Extract —
The newest versions of mfstools allows supports for large drives over 137 GB.


----------



## Xlrator (Feb 20, 2005)

OK. Thanks guys. I ran the string with LBA48 and I was expecting it to take 3+ hours like last time to restore. Took 2 or 3 minutes and the TiVo is back up and running with 582 hours!

Thanks Supasta.


----------



## wscannell (Dec 7, 2003)

The difference between the first time you ran (with -Tao) and this time is you just copied the system and settings without programs. You will see the programs in the Now Playing list, but they will not play because they are not there. However, you might be lucky and the programs copied on your first attempt are in the right place.


----------



## luder (Sep 7, 2006)

Wow this is Live.. I need some help guys i have my 160gb up in running however the system info shows it as 28hr and i'm guessing this helps change the Allocation value some how but, i'm only experienced in online Linux and in need of help.. One other question is... Is it possible to make a multi .iso on cd i am down to one cd and might try the Zipper


----------



## wscannell (Dec 7, 2003)

mfsadd -x /dev/hdX where X is the proper drive letter.


----------



## luder (Sep 7, 2006)

I should clarify a little bit on my setup I'm using Mfslive and this is my current setup


hda: dvd
hdb: cdrom
hdc: tivo drive
hdd: target (160gb drive)


I've think i got the just of things but, the issue i'm having is the bak file can someone clarify to me what this do? 

I have a sata drive installed in my pc and wonder if it can effect the command for MFSlive


----------



## supasta (May 6, 2006)

Xlrator said:


> OK. Thanks guys. I ran the string with LBA48 and I was expecting it to take 3+ hours like last time to restore. Took 2 or 3 minutes and the TiVo is back up and running with 582 hours!

Parts of the exercise —
[1] In the TiVo upgrade forum thread, which device does luder list as hdd in the MFSLive setup?
[2] Continue the TiVo upgrade forum thread, starting after the last line shown.

Annotated element listings
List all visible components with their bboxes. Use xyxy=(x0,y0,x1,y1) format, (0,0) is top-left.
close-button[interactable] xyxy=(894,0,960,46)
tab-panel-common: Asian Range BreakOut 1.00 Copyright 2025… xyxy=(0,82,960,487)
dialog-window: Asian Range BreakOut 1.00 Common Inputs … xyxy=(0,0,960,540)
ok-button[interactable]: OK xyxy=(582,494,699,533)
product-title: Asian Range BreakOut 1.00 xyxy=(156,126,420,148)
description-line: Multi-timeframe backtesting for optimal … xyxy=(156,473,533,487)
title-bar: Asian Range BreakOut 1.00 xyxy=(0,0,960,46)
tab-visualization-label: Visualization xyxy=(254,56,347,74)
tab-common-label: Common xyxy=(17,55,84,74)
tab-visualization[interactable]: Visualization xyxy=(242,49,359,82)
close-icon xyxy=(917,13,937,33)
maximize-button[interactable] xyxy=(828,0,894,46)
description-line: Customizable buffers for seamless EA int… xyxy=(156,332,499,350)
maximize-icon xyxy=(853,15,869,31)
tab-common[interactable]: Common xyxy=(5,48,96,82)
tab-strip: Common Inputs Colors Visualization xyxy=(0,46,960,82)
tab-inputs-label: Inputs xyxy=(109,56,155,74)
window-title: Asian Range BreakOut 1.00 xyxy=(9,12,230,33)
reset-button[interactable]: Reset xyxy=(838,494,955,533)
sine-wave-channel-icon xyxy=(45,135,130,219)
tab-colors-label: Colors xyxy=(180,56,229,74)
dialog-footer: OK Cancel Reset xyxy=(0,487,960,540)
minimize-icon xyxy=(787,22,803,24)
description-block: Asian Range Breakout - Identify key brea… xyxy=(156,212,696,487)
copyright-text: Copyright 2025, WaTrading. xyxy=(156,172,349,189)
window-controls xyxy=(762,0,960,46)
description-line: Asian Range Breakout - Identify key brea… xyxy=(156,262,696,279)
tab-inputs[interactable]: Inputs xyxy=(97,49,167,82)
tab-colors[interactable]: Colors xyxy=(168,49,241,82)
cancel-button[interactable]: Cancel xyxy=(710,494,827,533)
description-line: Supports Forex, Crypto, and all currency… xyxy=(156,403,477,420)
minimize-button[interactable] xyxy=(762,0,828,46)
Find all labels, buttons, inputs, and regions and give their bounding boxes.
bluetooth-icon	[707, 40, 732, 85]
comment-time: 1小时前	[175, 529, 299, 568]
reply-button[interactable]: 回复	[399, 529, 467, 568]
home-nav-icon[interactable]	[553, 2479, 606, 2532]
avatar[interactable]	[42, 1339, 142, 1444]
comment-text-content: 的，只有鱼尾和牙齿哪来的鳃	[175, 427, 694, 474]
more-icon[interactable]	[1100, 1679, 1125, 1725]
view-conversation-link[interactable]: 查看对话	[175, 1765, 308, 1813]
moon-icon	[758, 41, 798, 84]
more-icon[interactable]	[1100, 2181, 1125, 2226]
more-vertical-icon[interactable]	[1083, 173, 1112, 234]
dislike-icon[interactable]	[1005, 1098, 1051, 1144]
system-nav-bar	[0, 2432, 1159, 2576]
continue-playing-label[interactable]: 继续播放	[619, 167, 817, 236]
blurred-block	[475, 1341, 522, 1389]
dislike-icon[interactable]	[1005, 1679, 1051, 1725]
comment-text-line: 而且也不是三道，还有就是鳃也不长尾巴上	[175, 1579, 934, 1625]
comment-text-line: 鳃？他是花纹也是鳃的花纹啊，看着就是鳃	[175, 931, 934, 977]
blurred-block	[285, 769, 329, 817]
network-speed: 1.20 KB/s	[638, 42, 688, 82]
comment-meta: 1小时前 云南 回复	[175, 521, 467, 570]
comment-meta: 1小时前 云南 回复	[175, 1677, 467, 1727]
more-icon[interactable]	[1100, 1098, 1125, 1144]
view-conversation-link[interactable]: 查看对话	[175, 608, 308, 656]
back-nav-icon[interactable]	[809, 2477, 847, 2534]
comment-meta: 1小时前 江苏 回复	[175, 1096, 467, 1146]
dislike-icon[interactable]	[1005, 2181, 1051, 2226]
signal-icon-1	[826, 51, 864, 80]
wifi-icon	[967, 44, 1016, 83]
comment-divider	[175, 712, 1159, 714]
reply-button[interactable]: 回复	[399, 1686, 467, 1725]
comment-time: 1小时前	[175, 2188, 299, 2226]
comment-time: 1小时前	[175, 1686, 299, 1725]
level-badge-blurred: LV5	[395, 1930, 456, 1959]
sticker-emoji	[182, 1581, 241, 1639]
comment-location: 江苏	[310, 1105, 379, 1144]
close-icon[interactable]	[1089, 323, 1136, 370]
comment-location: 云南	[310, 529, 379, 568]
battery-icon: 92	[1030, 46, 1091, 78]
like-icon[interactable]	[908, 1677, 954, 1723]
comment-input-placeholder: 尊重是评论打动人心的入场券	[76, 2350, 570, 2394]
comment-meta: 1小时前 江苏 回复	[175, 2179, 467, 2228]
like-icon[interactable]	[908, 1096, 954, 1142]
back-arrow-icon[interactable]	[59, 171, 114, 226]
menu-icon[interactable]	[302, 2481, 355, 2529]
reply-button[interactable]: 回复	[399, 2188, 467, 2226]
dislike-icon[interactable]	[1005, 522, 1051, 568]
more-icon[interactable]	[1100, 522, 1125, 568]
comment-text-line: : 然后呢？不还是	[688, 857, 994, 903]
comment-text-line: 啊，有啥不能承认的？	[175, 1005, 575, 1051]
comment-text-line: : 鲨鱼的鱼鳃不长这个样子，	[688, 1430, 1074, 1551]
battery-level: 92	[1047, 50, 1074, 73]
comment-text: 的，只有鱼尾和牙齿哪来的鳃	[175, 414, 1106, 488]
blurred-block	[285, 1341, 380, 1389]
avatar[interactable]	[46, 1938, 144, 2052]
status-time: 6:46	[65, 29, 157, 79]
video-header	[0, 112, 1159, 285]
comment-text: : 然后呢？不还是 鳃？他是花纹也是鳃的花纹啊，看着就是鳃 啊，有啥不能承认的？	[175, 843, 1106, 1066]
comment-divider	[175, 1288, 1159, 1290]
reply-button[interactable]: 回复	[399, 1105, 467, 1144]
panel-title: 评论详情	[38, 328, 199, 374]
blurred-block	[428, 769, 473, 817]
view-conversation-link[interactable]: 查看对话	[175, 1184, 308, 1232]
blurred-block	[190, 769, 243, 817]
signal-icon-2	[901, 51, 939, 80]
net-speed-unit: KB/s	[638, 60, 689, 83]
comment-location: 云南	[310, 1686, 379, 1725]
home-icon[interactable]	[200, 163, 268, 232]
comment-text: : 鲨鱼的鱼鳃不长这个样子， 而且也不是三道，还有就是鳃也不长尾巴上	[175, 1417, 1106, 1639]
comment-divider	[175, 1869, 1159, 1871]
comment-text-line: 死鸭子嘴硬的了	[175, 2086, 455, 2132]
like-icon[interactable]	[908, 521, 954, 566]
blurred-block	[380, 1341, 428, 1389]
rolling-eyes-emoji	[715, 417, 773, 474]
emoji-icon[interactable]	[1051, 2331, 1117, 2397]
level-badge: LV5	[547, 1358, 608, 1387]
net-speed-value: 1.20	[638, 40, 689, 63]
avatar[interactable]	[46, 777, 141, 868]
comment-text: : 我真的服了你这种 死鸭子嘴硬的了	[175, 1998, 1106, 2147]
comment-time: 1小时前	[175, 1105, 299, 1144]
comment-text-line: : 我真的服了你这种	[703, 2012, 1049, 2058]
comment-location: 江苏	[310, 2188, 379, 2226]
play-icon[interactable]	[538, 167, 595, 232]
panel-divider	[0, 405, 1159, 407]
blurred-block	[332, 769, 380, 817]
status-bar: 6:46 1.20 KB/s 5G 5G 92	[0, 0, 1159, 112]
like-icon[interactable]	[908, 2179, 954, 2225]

Answers provided —
[1] The target, a 160gb drive.

[2]
> 
> Thanks Supasta.


No problem, glad to help.



wscannell said:


> The difference between the first time you ran (with -Tao) and this time is you just copied the system and settings without programs. You will see the programs in the Now Playing list, but they will not play because they are not there. However, you might be lucky and the programs copied on your first attempt are in the right place.


Correct. The string I gave will simply copy the image including the systems settings and so on...no programs. You will have to simply go through and delete all the programs in the NPL because there are no files associated with them. It is IMO a small price to pay (losing your programs) in this case, now that the TIVo is up and running.


----------



## luder (Sep 7, 2006)

wscannell said:


> mfsadd -x /dev/hdX where X is the proper drive letter.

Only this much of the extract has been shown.